→ Challenge:
Each line containing the word "Upregulated" needs to be copied.

>> begin

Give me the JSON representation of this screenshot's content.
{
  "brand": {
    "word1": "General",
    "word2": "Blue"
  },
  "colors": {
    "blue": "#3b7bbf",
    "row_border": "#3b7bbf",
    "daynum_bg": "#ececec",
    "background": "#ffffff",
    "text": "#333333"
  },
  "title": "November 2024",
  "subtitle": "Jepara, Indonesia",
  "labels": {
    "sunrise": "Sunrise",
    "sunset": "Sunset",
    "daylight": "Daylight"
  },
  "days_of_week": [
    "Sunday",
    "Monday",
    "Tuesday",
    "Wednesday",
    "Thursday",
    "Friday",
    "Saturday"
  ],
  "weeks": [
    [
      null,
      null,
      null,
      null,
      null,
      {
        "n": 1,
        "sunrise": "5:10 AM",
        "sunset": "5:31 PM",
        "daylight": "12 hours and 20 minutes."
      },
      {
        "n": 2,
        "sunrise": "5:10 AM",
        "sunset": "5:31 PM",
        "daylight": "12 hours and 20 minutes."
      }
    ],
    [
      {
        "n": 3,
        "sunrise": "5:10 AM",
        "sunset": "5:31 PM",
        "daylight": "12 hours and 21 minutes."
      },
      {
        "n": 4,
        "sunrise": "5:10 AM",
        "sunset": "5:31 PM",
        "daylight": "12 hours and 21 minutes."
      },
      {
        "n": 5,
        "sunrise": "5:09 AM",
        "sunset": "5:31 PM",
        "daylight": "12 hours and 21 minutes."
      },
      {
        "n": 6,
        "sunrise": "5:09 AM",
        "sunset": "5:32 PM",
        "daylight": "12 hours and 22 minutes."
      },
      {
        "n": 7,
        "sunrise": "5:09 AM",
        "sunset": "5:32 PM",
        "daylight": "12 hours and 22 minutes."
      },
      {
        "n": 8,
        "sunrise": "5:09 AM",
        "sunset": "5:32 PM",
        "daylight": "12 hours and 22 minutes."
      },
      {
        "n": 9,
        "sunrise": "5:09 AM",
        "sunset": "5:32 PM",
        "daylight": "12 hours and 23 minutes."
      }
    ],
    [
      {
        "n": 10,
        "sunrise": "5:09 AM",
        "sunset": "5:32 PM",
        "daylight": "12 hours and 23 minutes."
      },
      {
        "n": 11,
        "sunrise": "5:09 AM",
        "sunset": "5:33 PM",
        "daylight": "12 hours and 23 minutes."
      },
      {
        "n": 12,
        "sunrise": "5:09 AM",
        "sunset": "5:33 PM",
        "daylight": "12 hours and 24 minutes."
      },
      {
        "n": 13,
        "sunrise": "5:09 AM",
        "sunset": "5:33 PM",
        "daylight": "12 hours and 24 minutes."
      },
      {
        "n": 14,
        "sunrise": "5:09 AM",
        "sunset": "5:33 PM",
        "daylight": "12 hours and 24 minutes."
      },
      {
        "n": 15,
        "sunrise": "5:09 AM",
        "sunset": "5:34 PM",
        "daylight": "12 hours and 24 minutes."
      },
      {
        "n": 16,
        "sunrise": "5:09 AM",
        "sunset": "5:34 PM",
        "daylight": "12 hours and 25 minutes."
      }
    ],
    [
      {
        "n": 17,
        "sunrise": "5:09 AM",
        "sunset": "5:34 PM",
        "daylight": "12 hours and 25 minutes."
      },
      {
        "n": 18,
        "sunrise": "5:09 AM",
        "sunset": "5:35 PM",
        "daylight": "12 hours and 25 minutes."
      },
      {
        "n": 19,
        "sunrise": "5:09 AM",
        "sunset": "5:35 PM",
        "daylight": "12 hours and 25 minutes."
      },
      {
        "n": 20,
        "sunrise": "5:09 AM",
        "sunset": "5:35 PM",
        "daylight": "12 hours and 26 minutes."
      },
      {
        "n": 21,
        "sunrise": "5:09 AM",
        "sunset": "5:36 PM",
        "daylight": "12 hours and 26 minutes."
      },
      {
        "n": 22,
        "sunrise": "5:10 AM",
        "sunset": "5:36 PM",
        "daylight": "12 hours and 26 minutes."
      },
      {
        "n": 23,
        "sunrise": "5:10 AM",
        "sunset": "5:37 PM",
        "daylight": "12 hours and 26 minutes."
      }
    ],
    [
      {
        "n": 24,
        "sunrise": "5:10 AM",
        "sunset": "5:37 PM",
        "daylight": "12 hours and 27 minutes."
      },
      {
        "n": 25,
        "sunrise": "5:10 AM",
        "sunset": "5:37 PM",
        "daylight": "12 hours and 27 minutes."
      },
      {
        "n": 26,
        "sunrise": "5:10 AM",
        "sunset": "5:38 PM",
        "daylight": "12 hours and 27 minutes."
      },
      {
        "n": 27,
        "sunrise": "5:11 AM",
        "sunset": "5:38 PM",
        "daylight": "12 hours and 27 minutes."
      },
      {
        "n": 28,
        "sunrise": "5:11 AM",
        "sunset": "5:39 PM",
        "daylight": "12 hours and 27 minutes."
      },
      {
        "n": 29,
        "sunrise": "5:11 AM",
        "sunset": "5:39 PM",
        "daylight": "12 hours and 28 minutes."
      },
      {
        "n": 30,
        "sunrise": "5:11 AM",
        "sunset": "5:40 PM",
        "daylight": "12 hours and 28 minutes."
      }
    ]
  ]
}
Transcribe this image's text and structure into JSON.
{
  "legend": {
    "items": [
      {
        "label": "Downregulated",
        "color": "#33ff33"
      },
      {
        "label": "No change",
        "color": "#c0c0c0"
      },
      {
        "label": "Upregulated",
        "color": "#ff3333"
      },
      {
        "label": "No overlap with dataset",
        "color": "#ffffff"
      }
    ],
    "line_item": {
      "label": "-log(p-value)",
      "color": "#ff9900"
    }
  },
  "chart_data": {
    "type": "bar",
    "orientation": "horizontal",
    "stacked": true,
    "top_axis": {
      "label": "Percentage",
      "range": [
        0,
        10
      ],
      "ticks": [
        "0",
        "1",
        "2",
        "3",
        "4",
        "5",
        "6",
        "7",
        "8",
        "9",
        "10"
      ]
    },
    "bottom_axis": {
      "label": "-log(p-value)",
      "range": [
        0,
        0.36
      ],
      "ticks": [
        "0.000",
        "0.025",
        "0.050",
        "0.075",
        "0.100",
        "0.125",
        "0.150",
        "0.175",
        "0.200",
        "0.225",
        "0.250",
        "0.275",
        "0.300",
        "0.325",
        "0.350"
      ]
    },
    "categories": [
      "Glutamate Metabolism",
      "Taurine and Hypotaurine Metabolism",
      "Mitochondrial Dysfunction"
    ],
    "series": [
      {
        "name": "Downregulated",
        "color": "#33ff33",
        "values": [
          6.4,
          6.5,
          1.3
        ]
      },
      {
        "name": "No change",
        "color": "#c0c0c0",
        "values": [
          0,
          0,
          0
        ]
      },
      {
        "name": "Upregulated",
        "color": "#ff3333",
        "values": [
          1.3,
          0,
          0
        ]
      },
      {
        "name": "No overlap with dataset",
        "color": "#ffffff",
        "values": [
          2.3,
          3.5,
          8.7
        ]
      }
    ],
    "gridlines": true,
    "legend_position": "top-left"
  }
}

>> end

→ Exercise response:
        "label": "Upregulated",
        "name": "Upregulated",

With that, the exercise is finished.